What you are asked to do: Reproduce the listing below character for character; drop every image.

Raw records:
** begin **

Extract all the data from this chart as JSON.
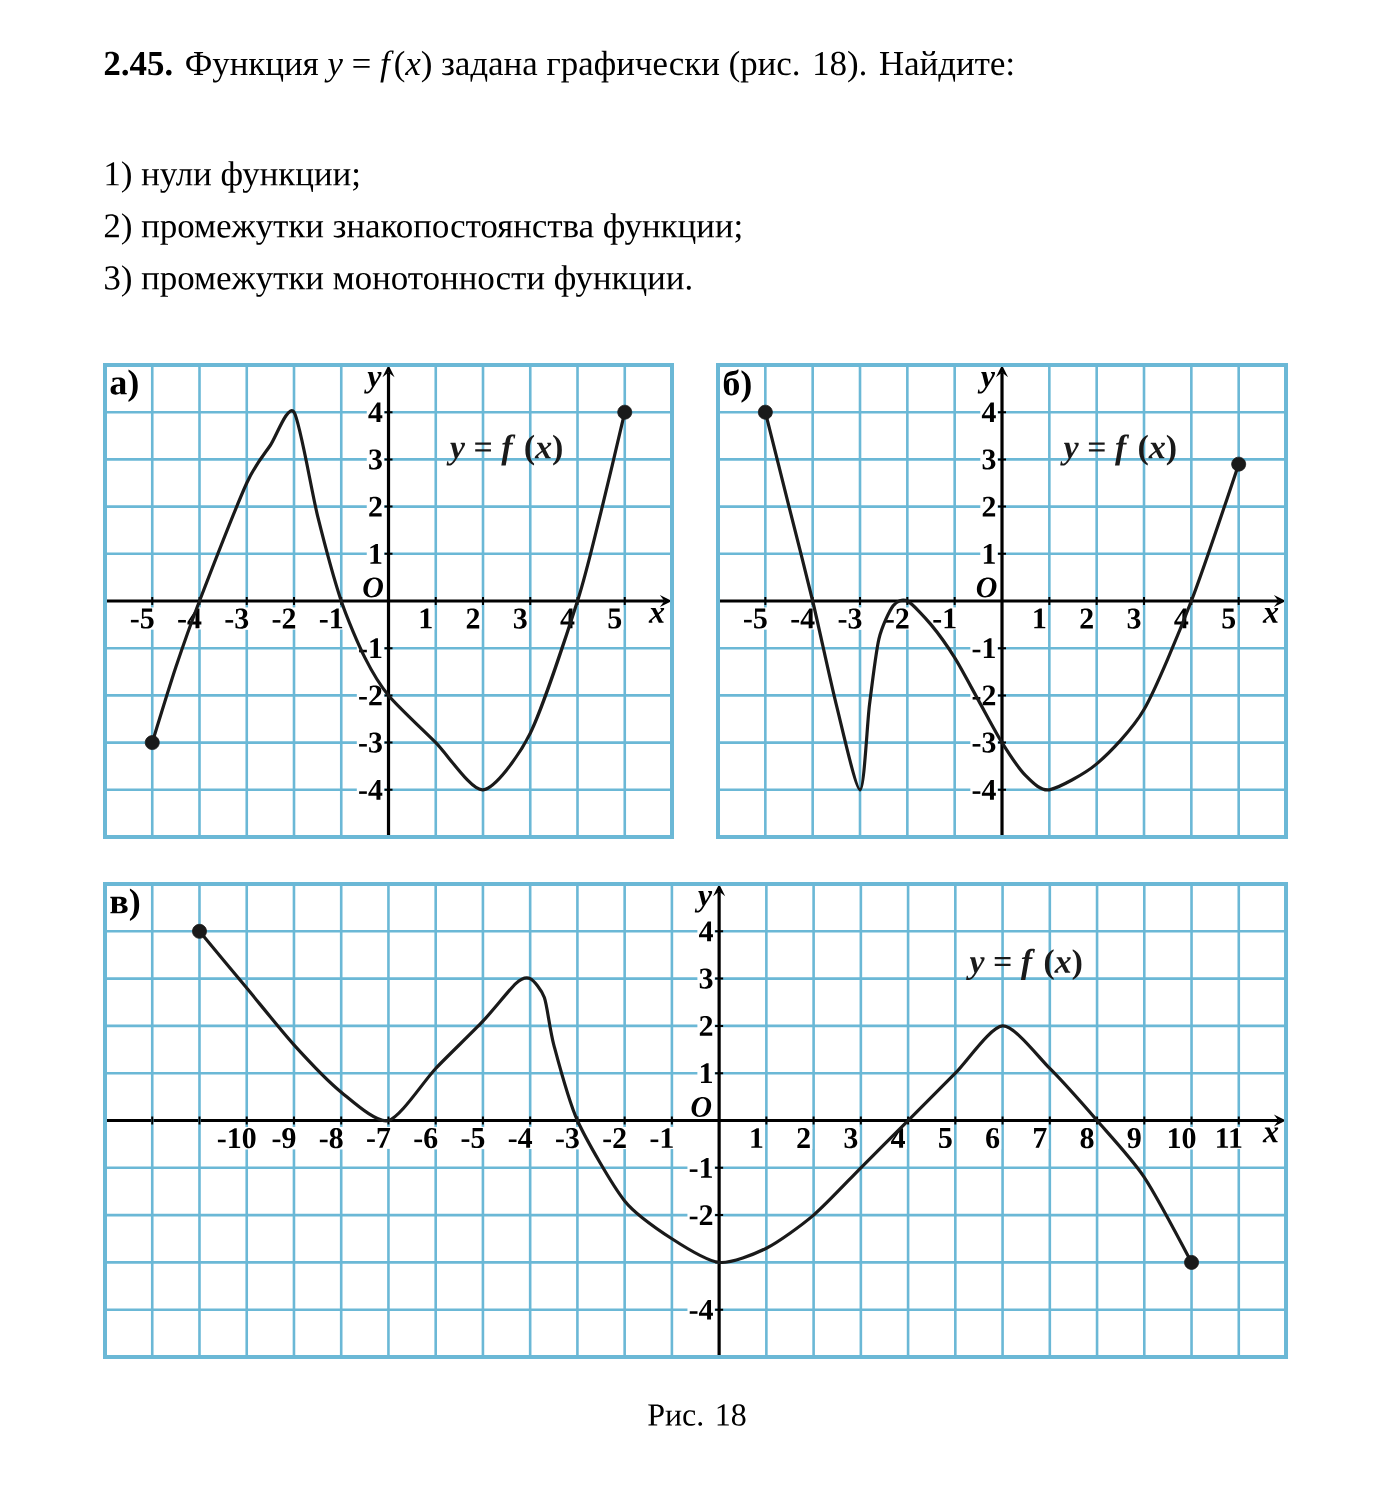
{
  "chart_data": [
    {
      "type": "line",
      "title": "а)",
      "xlabel": "x",
      "ylabel": "y",
      "grid": true,
      "annotations": [
        "**2.45.** Функция *y* = *f*(*x*) задана графически (рис. 18). Найдите:",
        "1) нули функции;",
        "2) промежутки знакопостоянства функции;",
        "3) промежутки монотонности функции.",
        "O"
      ],
      "xlim": [
        -6,
        6
      ],
      "ylim": [
        -5,
        5
      ],
      "xticks": [
        -5,
        -4,
        -3,
        -2,
        -1,
        1,
        2,
        3,
        4,
        5
      ],
      "yticks": [
        -4,
        -3,
        -2,
        -1,
        1,
        2,
        3,
        4
      ],
      "series": [
        {
          "name": "*y* = *f* (*x*)",
          "color": "#1a1a1a",
          "marker": "none",
          "x": [
            -5,
            -4.5,
            -4,
            -3,
            -2.5,
            -2,
            -1.5,
            -1,
            -0.5,
            0,
            1,
            2,
            3,
            4,
            4.5,
            5
          ],
          "values": [
            -3,
            -1.4,
            0,
            2.5,
            3.3,
            4,
            1.8,
            0,
            -1.2,
            -2,
            -3,
            -4,
            -2.8,
            0,
            1.9,
            4
          ]
        },
        {
          "type": "scatter",
          "color": "#1a1a1a",
          "marker": "circle",
          "x": [
            -5,
            5
          ],
          "values": [
            -3,
            4
          ]
        }
      ]
    },
    {
      "type": "line",
      "title": "б)",
      "xlabel": "x",
      "ylabel": "y",
      "grid": true,
      "annotations": [
        "O"
      ],
      "xlim": [
        -6,
        6
      ],
      "ylim": [
        -5,
        5
      ],
      "xticks": [
        -5,
        -4,
        -3,
        -2,
        -1,
        1,
        2,
        3,
        4,
        5
      ],
      "yticks": [
        -4,
        -3,
        -2,
        -1,
        1,
        2,
        3,
        4
      ],
      "series": [
        {
          "name": "*y* = *f* (*x*)",
          "color": "#1a1a1a",
          "marker": "none",
          "x": [
            -5,
            -4.5,
            -4,
            -3.5,
            -3,
            -2.8,
            -2.6,
            -2.3,
            -2,
            -1.5,
            -1,
            -0.5,
            0,
            0.5,
            1,
            2,
            3,
            4,
            5
          ],
          "values": [
            4,
            2,
            0,
            -2.2,
            -4,
            -2.2,
            -0.8,
            -0.1,
            0,
            -0.5,
            -1.2,
            -2.1,
            -3,
            -3.7,
            -4,
            -3.45,
            -2.3,
            0,
            2.9
          ]
        },
        {
          "type": "scatter",
          "color": "#1a1a1a",
          "marker": "circle",
          "x": [
            -5,
            5
          ],
          "values": [
            4,
            2.9
          ]
        }
      ]
    },
    {
      "type": "line",
      "title": "в)",
      "xlabel": "x",
      "ylabel": "y",
      "grid": true,
      "annotations": [
        "Рис. 18",
        "O"
      ],
      "xlim": [
        -13,
        12
      ],
      "ylim": [
        -5,
        5
      ],
      "xticks": [
        {
          "value": -12,
          "label": null
        },
        {
          "value": -11,
          "label": null
        },
        -10,
        -9,
        -8,
        -7,
        -6,
        -5,
        -4,
        -3,
        -2,
        -1,
        1,
        2,
        3,
        4,
        5,
        6,
        7,
        8,
        9,
        10,
        11
      ],
      "yticks": [
        -4,
        {
          "value": -3,
          "label": null
        },
        -2,
        -1,
        1,
        2,
        3,
        4
      ],
      "series": [
        {
          "name": "*y* = *f* (*x*)",
          "color": "#1a1a1a",
          "marker": "none",
          "x": [
            -11,
            -10,
            -9,
            -8,
            -7,
            -6,
            -5,
            -4.3,
            -4,
            -3.7,
            -3.5,
            -3,
            -2,
            -1,
            0,
            1,
            2,
            3,
            4,
            5,
            6,
            7,
            8,
            9,
            10
          ],
          "values": [
            4,
            2.8,
            1.6,
            0.6,
            0,
            1.1,
            2.1,
            2.9,
            3,
            2.6,
            1.6,
            0,
            -1.7,
            -2.5,
            -3,
            -2.7,
            -2,
            -1,
            0,
            1,
            2,
            1.1,
            0,
            -1.2,
            -3
          ]
        },
        {
          "type": "scatter",
          "color": "#1a1a1a",
          "marker": "circle",
          "x": [
            -11,
            10
          ],
          "values": [
            4,
            -3
          ]
        }
      ]
    }
  ]
}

** end **

Right answer:
Extract all the data from this chart as JSON.
{
  "chart_data": [
    {
      "type": "line",
      "title": "а)",
      "xlabel": "x",
      "ylabel": "y",
      "grid": true,
      "annotations": [
        "**2.45.** Функция *y* = *f*(*x*) задана графически (рис. 18). Найдите:",
        "1) нули функции;",
        "2) промежутки знакопостоянства функции;",
        "3) промежутки монотонности функции.",
        "O"
      ],
      "xlim": [
        -6,
        6
      ],
      "ylim": [
        -5,
        5
      ],
      "xticks": [
        -5,
        -4,
        -3,
        -2,
        -1,
        1,
        2,
        3,
        4,
        5
      ],
      "yticks": [
        -4,
        -3,
        -2,
        -1,
        1,
        2,
        3,
        4
      ],
      "series": [
        {
          "name": "*y* = *f* (*x*)",
          "color": "#1a1a1a",
          "marker": "none",
          "x": [
            -5,
            -4.5,
            -4,
            -3,
            -2.5,
            -2,
            -1.5,
            -1,
            -0.5,
            0,
            1,
            2,
            3,
            4,
            4.5,
            5
          ],
          "values": [
            -3,
            -1.4,
            0,
            2.5,
            3.3,
            4,
            1.8,
            0,
            -1.2,
            -2,
            -3,
            -4,
            -2.8,
            0,
            1.9,
            4
          ]
        },
        {
          "type": "scatter",
          "color": "#1a1a1a",
          "marker": "circle",
          "x": [
            -5,
            5
          ],
          "values": [
            -3,
            4
          ]
        }
      ]
    },
    {
      "type": "line",
      "title": "б)",
      "xlabel": "x",
      "ylabel": "y",
      "grid": true,
      "annotations": [
        "O"
      ],
      "xlim": [
        -6,
        6
      ],
      "ylim": [
        -5,
        5
      ],
      "xticks": [
        -5,
        -4,
        -3,
        -2,
        -1,
        1,
        2,
        3,
        4,
        5
      ],
      "yticks": [
        -4,
        -3,
        -2,
        -1,
        1,
        2,
        3,
        4
      ],
      "series": [
        {
          "name": "*y* = *f* (*x*)",
          "color": "#1a1a1a",
          "marker": "none",
          "x": [
            -5,
            -4.5,
            -4,
            -3.5,
            -3,
            -2.8,
            -2.6,
            -2.3,
            -2,
            -1.5,
            -1,
            -0.5,
            0,
            0.5,
            1,
            2,
            3,
            4,
            5
          ],
          "values": [
            4,
            2,
            0,
            -2.2,
            -4,
            -2.2,
            -0.8,
            -0.1,
            0,
            -0.5,
            -1.2,
            -2.1,
            -3,
            -3.7,
            -4,
            -3.45,
            -2.3,
            0,
            2.9
          ]
        },
        {
          "type": "scatter",
          "color": "#1a1a1a",
          "marker": "circle",
          "x": [
            -5,
            5
          ],
          "values": [
            4,
            2.9
          ]
        }
      ]
    },
    {
      "type": "line",
      "title": "в)",
      "xlabel": "x",
      "ylabel": "y",
      "grid": true,
      "annotations": [
        "Рис. 18",
        "O"
      ],
      "xlim": [
        -13,
        12
      ],
      "ylim": [
        -5,
        5
      ],
      "xticks": [
        {
          "value": -12,
          "label": null
        },
        {
          "value": -11,
          "label": null
        },
        -10,
        -9,
        -8,
        -7,
        -6,
        -5,
        -4,
        -3,
        -2,
        -1,
        1,
        2,
        3,
        4,
        5,
        6,
        7,
        8,
        9,
        10,
        11
      ],
      "yticks": [
        -4,
        {
          "value": -3,
          "label": null
        },
        -2,
        -1,
        1,
        2,
        3,
        4
      ],
      "series": [
        {
          "name": "*y* = *f* (*x*)",
          "color": "#1a1a1a",
          "marker": "none",
          "x": [
            -11,
            -10,
            -9,
            -8,
            -7,
            -6,
            -5,
            -4.3,
            -4,
            -3.7,
            -3.5,
            -3,
            -2,
            -1,
            0,
            1,
            2,
            3,
            4,
            5,
            6,
            7,
            8,
            9,
            10
          ],
          "values": [
            4,
            2.8,
            1.6,
            0.6,
            0,
            1.1,
            2.1,
            2.9,
            3,
            2.6,
            1.6,
            0,
            -1.7,
            -2.5,
            -3,
            -2.7,
            -2,
            -1,
            0,
            1,
            2,
            1.1,
            0,
            -1.2,
            -3
          ]
        },
        {
          "type": "scatter",
          "color": "#1a1a1a",
          "marker": "circle",
          "x": [
            -11,
            10
          ],
          "values": [
            4,
            -3
          ]
        }
      ]
    }
  ]
}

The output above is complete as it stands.